▶ Source data

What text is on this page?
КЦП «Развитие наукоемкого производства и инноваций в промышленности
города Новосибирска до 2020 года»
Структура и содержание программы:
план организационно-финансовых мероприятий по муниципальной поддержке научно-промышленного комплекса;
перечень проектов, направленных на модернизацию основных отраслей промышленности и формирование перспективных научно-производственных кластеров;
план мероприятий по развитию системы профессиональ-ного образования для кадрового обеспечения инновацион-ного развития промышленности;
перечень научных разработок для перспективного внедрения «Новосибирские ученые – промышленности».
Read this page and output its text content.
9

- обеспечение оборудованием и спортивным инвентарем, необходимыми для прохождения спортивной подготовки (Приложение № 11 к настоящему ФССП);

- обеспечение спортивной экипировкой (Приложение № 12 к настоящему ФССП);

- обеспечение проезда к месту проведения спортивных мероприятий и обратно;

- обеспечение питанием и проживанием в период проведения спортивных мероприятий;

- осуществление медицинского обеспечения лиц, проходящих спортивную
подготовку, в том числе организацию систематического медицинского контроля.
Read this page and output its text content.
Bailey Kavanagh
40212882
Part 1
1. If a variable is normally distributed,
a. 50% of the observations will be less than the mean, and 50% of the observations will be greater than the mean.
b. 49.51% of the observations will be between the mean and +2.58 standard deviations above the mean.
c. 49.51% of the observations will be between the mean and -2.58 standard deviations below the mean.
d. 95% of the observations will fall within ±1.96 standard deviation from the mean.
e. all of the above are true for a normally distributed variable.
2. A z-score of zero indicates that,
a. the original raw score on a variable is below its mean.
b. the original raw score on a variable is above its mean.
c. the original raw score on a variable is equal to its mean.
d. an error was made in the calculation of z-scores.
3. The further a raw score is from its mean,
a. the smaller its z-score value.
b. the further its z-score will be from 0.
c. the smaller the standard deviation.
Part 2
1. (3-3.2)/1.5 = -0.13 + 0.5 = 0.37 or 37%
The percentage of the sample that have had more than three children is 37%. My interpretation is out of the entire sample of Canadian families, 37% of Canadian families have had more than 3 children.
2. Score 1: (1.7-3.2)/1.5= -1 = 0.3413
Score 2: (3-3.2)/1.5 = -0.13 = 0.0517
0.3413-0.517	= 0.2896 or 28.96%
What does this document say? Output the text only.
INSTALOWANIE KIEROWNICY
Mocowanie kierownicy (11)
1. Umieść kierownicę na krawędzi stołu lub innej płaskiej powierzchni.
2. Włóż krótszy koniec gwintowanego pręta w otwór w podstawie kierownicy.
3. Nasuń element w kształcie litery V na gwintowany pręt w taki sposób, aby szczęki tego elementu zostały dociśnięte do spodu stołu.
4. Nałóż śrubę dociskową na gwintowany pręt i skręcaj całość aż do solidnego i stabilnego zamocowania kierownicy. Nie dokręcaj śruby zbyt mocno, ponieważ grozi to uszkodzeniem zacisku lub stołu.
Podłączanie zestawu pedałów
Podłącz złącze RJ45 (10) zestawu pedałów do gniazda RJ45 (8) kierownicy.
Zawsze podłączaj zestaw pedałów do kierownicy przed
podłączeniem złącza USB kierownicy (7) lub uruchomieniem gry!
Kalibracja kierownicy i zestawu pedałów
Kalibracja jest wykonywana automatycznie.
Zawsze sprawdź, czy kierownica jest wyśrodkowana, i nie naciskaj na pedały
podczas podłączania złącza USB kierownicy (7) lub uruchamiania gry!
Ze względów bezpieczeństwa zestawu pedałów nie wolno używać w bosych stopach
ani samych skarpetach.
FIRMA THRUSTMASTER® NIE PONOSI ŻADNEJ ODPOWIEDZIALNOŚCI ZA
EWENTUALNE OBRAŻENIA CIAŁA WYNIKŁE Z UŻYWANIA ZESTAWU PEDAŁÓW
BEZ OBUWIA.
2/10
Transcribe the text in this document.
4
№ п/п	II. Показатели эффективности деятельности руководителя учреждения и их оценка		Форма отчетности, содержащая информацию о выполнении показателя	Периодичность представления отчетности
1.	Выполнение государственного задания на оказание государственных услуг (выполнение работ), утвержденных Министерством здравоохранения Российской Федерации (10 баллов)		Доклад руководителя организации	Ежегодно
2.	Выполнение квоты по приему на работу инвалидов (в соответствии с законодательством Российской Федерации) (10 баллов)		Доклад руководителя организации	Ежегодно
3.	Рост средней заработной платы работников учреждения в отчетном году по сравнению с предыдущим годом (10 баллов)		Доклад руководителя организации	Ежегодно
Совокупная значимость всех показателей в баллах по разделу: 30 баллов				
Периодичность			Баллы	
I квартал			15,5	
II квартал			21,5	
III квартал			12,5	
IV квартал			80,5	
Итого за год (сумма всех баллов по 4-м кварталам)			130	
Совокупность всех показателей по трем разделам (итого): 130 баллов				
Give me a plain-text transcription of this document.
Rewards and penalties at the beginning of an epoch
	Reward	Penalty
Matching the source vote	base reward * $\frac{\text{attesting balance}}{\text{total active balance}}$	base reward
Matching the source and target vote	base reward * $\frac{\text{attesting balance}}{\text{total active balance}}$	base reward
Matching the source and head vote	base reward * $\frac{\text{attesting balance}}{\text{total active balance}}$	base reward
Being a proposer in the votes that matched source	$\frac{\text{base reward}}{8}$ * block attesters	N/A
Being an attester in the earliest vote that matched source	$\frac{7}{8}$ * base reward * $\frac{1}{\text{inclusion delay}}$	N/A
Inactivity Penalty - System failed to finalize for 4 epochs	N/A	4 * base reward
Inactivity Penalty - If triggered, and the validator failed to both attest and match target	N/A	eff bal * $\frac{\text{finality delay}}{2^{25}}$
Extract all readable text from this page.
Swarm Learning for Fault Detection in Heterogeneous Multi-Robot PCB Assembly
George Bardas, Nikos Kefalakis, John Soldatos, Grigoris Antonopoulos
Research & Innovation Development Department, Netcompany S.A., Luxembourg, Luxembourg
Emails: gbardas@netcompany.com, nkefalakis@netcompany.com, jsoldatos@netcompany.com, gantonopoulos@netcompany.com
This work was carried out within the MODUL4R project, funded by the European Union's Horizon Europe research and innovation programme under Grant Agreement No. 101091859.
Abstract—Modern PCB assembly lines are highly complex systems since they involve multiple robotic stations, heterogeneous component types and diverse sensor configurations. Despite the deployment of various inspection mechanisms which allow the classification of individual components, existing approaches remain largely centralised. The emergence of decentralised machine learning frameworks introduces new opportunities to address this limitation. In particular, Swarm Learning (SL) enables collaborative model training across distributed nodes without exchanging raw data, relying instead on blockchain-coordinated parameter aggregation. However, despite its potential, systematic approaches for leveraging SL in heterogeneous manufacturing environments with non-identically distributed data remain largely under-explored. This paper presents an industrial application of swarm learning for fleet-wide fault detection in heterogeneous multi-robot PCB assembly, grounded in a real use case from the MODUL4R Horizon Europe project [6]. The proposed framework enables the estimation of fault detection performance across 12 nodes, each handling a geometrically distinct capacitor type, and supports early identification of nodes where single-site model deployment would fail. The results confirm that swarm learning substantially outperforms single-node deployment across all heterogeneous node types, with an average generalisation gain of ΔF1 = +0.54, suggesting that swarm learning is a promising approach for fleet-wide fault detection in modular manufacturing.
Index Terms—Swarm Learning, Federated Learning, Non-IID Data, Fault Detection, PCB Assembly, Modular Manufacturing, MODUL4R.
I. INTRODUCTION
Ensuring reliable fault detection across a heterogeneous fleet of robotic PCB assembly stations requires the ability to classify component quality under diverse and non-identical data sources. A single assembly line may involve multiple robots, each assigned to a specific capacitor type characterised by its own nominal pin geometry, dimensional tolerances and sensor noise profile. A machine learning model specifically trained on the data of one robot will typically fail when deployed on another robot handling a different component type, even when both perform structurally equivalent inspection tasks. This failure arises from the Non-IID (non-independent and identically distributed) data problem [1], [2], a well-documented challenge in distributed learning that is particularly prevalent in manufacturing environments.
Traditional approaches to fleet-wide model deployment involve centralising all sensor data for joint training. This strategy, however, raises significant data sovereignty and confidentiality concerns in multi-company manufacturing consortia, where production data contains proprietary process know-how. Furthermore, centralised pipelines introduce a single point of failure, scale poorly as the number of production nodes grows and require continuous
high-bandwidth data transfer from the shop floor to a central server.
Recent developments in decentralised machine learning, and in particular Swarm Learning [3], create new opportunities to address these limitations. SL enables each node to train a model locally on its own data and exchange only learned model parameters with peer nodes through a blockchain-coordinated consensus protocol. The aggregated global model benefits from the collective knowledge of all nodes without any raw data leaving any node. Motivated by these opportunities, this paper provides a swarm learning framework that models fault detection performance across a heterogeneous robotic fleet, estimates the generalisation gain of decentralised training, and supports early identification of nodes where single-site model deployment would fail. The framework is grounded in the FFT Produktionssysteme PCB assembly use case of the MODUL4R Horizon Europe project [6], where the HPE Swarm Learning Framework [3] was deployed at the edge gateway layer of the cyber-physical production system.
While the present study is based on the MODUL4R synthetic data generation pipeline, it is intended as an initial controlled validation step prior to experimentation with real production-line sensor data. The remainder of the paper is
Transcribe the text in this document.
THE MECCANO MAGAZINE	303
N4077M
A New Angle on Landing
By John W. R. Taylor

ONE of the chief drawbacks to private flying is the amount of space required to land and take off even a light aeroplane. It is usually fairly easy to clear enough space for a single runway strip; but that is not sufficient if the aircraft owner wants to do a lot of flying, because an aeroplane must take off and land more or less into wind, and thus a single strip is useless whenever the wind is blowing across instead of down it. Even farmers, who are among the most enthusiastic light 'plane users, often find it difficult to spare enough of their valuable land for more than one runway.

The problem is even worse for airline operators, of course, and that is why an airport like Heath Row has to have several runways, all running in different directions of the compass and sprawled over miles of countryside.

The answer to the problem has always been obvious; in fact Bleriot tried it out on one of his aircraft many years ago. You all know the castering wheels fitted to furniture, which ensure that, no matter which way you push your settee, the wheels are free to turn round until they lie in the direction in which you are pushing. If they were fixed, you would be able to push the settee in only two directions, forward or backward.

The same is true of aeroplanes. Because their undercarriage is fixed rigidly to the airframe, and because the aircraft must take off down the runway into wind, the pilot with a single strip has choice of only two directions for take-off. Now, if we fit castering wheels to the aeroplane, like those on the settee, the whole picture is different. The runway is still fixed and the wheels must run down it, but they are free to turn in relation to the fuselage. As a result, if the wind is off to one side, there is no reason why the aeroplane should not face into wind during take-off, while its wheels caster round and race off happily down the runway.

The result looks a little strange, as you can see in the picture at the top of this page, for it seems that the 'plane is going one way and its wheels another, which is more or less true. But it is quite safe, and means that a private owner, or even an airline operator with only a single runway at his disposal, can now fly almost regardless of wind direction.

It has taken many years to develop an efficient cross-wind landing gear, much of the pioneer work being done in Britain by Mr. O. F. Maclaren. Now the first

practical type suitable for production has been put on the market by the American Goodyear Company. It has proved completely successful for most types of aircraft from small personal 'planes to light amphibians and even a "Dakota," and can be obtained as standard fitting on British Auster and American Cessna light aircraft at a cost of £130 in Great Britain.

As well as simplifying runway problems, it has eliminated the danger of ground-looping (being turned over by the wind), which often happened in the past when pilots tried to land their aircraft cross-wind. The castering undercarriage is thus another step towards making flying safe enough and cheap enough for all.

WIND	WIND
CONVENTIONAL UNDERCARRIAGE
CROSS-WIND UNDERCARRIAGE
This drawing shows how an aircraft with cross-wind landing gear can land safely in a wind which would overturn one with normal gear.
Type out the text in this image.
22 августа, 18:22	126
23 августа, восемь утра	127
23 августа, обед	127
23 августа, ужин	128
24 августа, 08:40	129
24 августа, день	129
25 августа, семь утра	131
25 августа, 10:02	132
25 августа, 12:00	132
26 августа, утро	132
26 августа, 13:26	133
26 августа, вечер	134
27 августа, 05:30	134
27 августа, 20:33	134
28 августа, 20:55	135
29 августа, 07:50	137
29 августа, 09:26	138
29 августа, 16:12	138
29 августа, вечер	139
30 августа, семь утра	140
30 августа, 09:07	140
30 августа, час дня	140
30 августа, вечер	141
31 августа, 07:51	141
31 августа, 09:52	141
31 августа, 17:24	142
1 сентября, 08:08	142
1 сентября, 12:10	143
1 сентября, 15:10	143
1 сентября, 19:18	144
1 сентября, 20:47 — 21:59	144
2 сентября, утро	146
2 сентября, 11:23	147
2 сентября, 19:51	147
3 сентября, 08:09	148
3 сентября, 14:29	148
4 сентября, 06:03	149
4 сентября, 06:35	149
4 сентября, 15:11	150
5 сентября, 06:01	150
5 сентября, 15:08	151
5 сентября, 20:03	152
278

▶ What the task asks
Pull out every line of the records that includes the string "złącza".

▶ Written answer
podłączeniem złącza USB kierownicy (7) lub uruchomieniem gry!
podczas podłączania złącza USB kierownicy (7) lub uruchamiania gry!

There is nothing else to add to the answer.